* GOAL OF THE EXERCISE: Copy every one of the following rows exactly, omitting the pictures.

* LISTING:

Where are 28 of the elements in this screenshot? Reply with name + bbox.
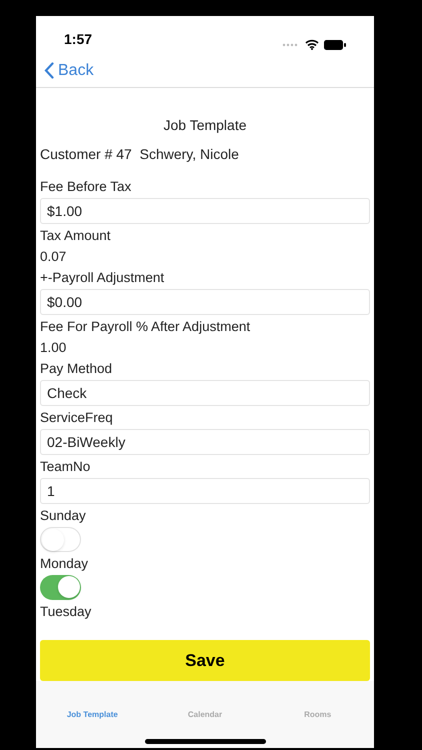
input-field[interactable]: 1	[40, 478, 370, 504]
field-label: Fee Before Tax	[40, 178, 132, 196]
back-button[interactable]: Back	[44, 58, 94, 82]
toggle-switch[interactable]	[40, 575, 81, 600]
save-button[interactable]: Save	[40, 640, 370, 681]
field-label: Tuesday	[40, 603, 92, 621]
input-field[interactable]: $0.00	[40, 289, 370, 315]
status-time: 1:57	[64, 30, 92, 49]
field-label: Pay Method	[40, 360, 112, 378]
field-label: ServiceFreq	[40, 409, 113, 427]
page-title: Job Template	[162, 116, 248, 135]
signal-icon	[282, 42, 300, 46]
customer-label: Customer # 47 Schwery, Nicole	[40, 145, 240, 164]
input-field[interactable]: $1.00	[40, 198, 370, 224]
field-label: TeamNo	[40, 458, 90, 476]
field-label: Fee For Payroll % After Adjustment	[40, 318, 250, 336]
toggle-switch[interactable]	[40, 527, 81, 552]
field-label: Sunday	[40, 507, 86, 525]
field-value: 1.00	[40, 339, 66, 357]
battery-icon	[324, 40, 346, 50]
field-label: Monday	[40, 555, 88, 573]
wifi-icon	[305, 39, 319, 50]
field-label: +-Payroll Adjustment	[40, 269, 164, 287]
field-label: Tax Amount	[40, 227, 111, 245]
input-field[interactable]: 02-BiWeekly	[40, 429, 370, 455]
chevron-left-icon	[44, 62, 54, 79]
field-value: 0.07	[40, 248, 66, 266]
input-field[interactable]: Check	[40, 380, 370, 406]
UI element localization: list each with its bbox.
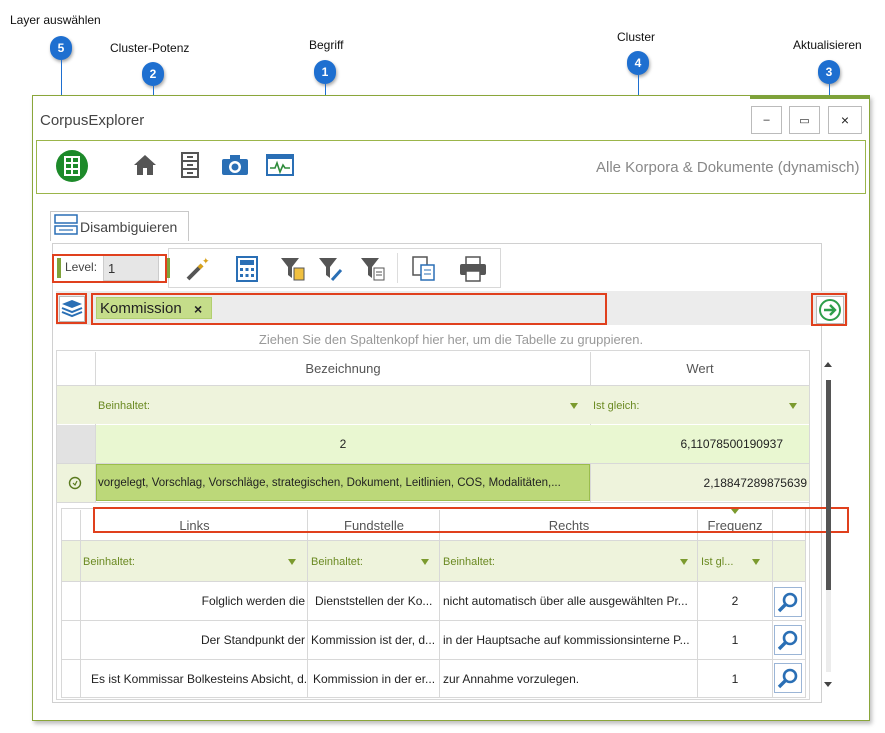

* SOLUTION FOR THIS TASK:
Where are 28 of the elements in this screenshot? Reply with name + bbox.
input-field[interactable]: 1	[40, 478, 370, 504]
field-label: Fee Before Tax	[40, 178, 132, 196]
back-button[interactable]: Back	[44, 58, 94, 82]
toggle-switch[interactable]	[40, 575, 81, 600]
save-button[interactable]: Save	[40, 640, 370, 681]
field-label: Tuesday	[40, 603, 92, 621]
input-field[interactable]: $0.00	[40, 289, 370, 315]
status-time: 1:57	[64, 30, 92, 49]
field-label: Pay Method	[40, 360, 112, 378]
field-label: ServiceFreq	[40, 409, 113, 427]
page-title: Job Template	[162, 116, 248, 135]
signal-icon	[282, 42, 300, 46]
customer-label: Customer # 47 Schwery, Nicole	[40, 145, 240, 164]
input-field[interactable]: $1.00	[40, 198, 370, 224]
field-label: TeamNo	[40, 458, 90, 476]
field-label: Fee For Payroll % After Adjustment	[40, 318, 250, 336]
toggle-switch[interactable]	[40, 527, 81, 552]
field-label: Sunday	[40, 507, 86, 525]
field-value: 1.00	[40, 339, 66, 357]
battery-icon	[324, 40, 346, 50]
field-label: Monday	[40, 555, 88, 573]
wifi-icon	[305, 39, 319, 50]
field-label: +-Payroll Adjustment	[40, 269, 164, 287]
field-label: Tax Amount	[40, 227, 111, 245]
input-field[interactable]: 02-BiWeekly	[40, 429, 370, 455]
chevron-left-icon	[44, 62, 54, 79]
field-value: 0.07	[40, 248, 66, 266]
input-field[interactable]: Check	[40, 380, 370, 406]
UI element localization: list each with its bbox.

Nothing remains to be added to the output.